### INPUT FOR THIS TASK:

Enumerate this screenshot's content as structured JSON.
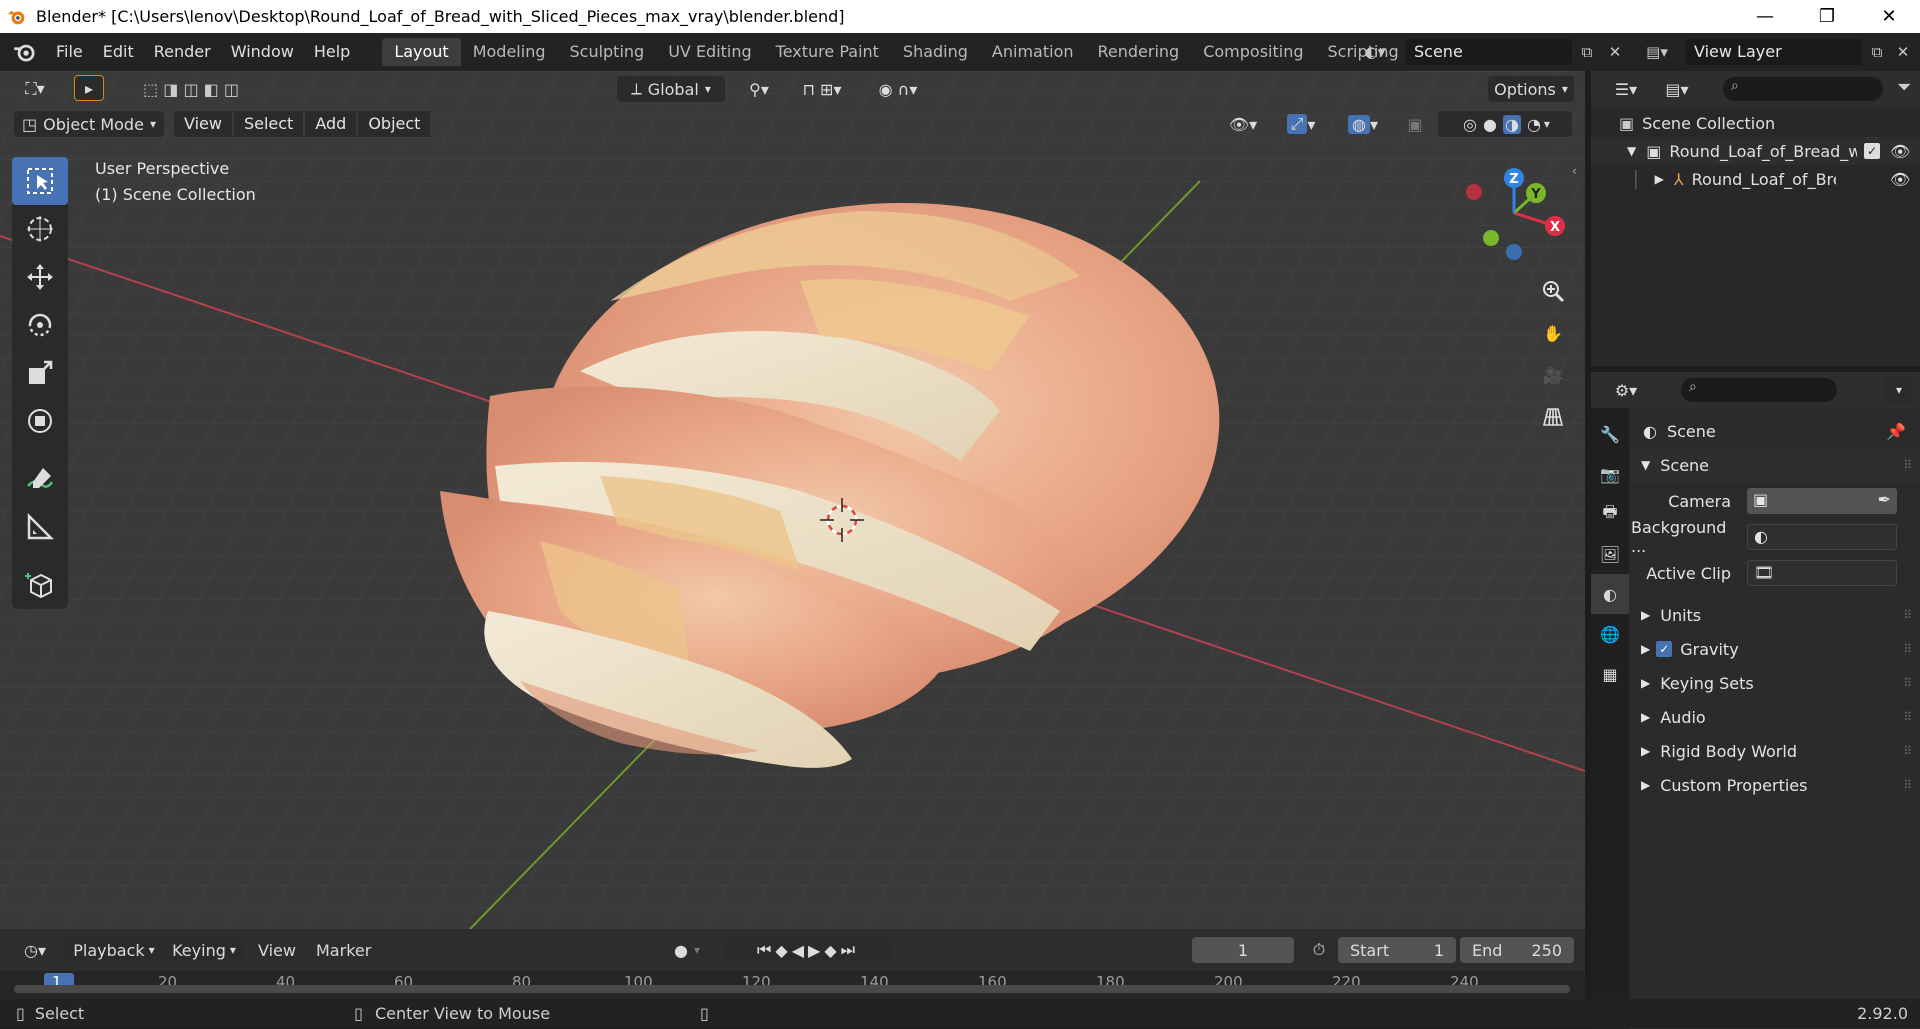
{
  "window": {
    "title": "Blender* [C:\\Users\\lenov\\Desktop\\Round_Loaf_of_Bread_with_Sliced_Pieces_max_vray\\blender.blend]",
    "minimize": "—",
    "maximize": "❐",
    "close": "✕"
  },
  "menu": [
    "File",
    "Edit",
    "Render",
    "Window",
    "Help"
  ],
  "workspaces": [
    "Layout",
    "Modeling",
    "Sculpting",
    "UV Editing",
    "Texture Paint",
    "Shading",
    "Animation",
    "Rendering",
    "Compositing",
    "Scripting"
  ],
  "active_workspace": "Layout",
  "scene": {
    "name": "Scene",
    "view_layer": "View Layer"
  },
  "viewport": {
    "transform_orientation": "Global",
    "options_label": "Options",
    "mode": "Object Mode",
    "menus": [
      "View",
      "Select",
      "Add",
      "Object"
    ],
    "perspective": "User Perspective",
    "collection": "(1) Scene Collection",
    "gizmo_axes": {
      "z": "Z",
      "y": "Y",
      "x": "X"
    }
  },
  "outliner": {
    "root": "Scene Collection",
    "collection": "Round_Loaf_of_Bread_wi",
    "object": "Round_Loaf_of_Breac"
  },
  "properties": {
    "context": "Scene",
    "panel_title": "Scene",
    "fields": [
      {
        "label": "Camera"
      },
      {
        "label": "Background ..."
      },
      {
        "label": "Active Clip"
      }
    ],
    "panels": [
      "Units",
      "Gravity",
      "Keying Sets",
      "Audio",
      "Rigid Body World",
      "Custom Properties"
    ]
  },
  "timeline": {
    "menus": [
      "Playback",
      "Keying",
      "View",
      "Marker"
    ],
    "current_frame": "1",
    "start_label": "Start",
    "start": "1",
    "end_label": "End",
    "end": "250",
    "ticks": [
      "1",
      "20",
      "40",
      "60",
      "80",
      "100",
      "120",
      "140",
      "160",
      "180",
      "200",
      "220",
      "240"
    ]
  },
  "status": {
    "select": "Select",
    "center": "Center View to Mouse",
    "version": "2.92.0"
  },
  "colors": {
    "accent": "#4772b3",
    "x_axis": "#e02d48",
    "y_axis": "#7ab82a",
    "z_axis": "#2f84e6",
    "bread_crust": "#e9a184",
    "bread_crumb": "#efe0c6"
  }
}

...

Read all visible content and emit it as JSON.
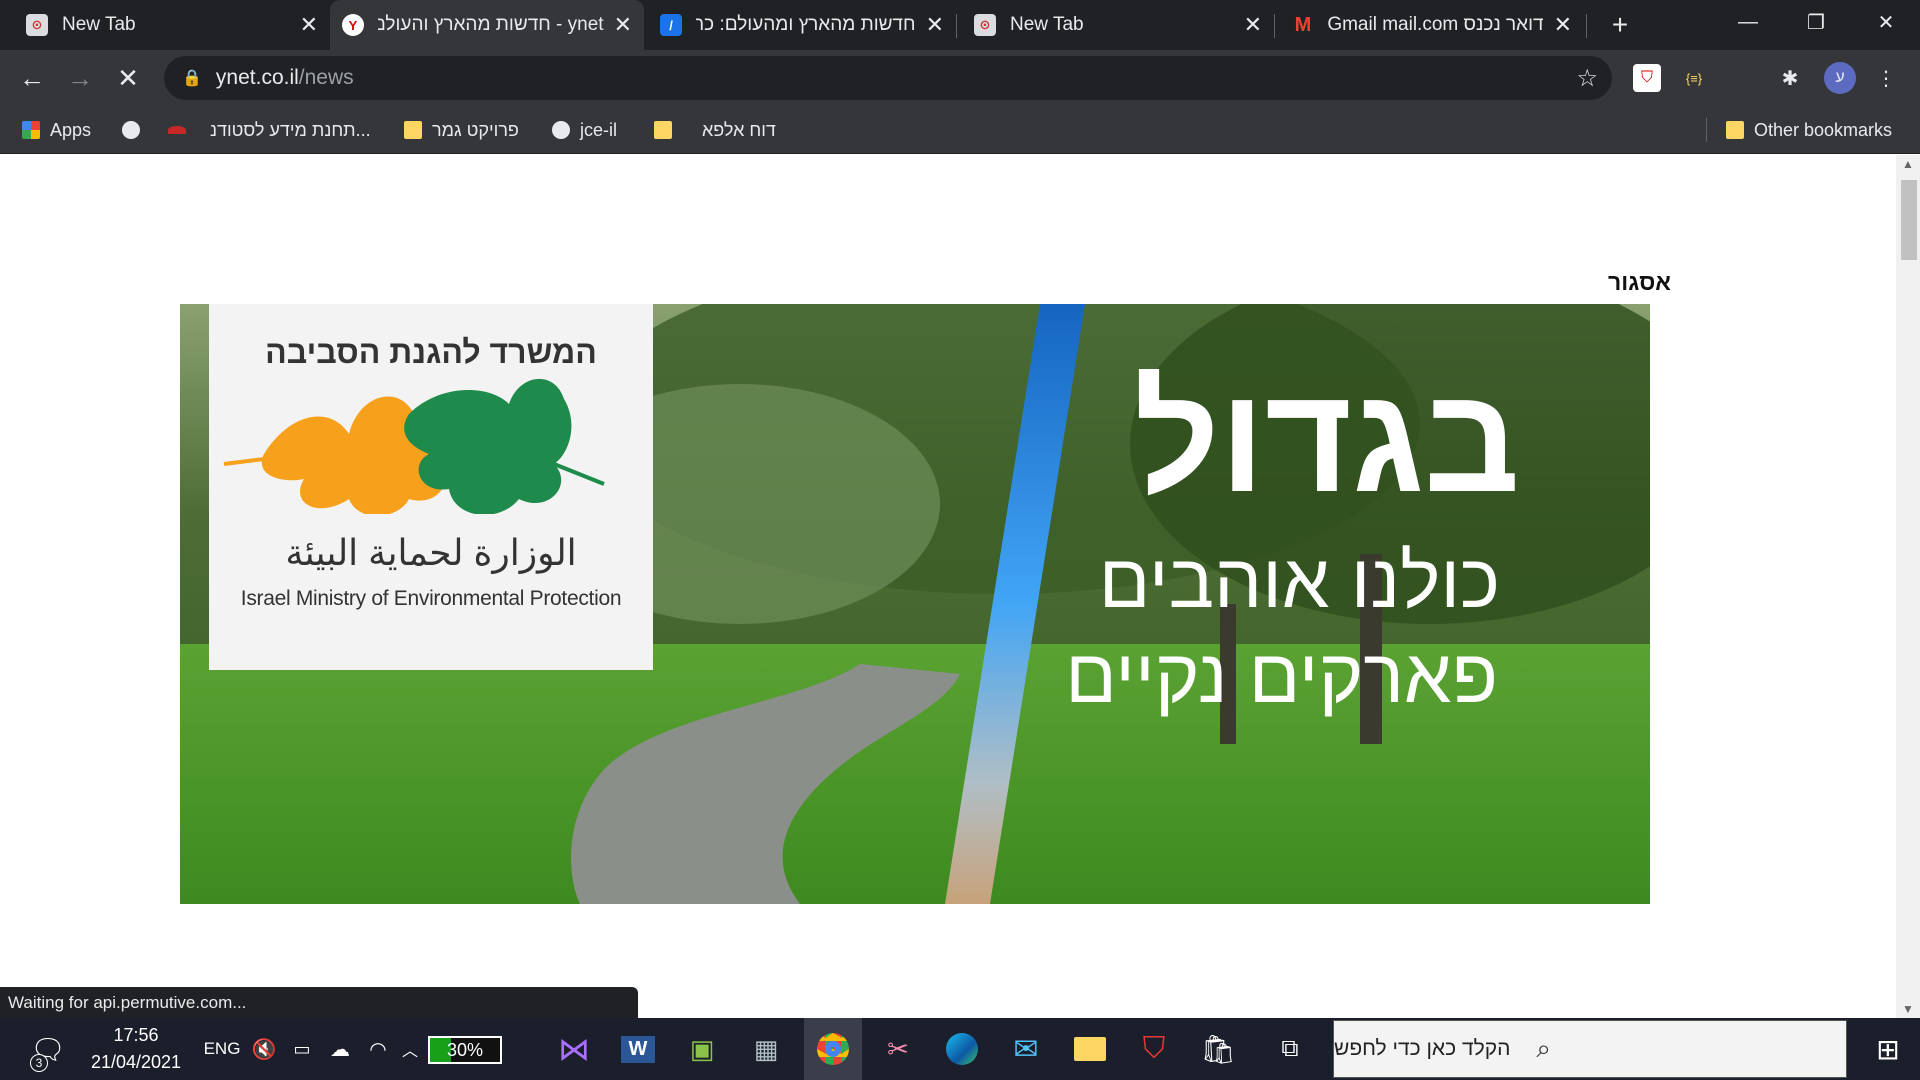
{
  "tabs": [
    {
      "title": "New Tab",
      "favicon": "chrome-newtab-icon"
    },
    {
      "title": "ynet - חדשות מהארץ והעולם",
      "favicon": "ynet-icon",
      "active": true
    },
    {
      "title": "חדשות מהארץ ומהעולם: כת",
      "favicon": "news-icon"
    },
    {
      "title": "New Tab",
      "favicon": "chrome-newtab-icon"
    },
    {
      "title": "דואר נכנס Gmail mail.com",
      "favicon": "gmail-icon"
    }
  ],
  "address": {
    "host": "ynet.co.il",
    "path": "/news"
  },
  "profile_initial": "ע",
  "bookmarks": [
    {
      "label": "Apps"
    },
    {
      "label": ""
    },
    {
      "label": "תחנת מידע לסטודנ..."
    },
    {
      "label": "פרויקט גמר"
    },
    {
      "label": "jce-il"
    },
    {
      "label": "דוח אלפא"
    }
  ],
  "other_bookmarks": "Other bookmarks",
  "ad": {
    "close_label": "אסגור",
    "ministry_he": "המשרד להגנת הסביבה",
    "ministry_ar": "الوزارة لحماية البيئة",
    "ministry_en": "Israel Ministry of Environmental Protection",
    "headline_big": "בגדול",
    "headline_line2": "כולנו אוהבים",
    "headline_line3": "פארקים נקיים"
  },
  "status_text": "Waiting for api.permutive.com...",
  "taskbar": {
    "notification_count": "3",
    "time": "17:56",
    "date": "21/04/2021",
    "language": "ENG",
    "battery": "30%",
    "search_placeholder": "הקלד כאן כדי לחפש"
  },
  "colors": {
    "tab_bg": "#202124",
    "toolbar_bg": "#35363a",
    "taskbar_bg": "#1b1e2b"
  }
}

### GOAL:
From the entries above, copy each line holding "חדשות".

### TASK RESULT:
      "title": "ynet - חדשות מהארץ והעולם",
      "title": "חדשות מהארץ ומהעולם: כת",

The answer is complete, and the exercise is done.